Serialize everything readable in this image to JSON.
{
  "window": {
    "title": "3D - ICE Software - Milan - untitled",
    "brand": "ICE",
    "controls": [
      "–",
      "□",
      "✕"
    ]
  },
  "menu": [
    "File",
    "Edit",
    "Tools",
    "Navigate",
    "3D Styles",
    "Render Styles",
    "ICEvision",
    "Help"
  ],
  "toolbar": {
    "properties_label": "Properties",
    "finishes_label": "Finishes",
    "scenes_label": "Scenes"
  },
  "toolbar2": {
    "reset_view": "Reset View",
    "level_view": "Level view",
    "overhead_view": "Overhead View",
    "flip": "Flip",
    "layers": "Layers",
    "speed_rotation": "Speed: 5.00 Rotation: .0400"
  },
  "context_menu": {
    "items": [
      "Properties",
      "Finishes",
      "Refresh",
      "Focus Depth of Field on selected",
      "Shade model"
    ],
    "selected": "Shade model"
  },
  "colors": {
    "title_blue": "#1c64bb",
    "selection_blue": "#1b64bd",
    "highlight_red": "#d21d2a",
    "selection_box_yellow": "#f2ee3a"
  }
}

Problem details
Repeat each record exactly. Omit nothing.

Written response
Serialize everything readable in this image to JSON.
{
  "window": {
    "title": "3D - ICE Software - Milan - untitled",
    "brand": "ICE",
    "controls": [
      "–",
      "□",
      "✕"
    ]
  },
  "menu": [
    "File",
    "Edit",
    "Tools",
    "Navigate",
    "3D Styles",
    "Render Styles",
    "ICEvision",
    "Help"
  ],
  "toolbar": {
    "properties_label": "Properties",
    "finishes_label": "Finishes",
    "scenes_label": "Scenes"
  },
  "toolbar2": {
    "reset_view": "Reset View",
    "level_view": "Level view",
    "overhead_view": "Overhead View",
    "flip": "Flip",
    "layers": "Layers",
    "speed_rotation": "Speed: 5.00 Rotation: .0400"
  },
  "context_menu": {
    "items": [
      "Properties",
      "Finishes",
      "Refresh",
      "Focus Depth of Field on selected",
      "Shade model"
    ],
    "selected": "Shade model"
  },
  "colors": {
    "title_blue": "#1c64bb",
    "selection_blue": "#1b64bd",
    "highlight_red": "#d21d2a",
    "selection_box_yellow": "#f2ee3a"
  }
}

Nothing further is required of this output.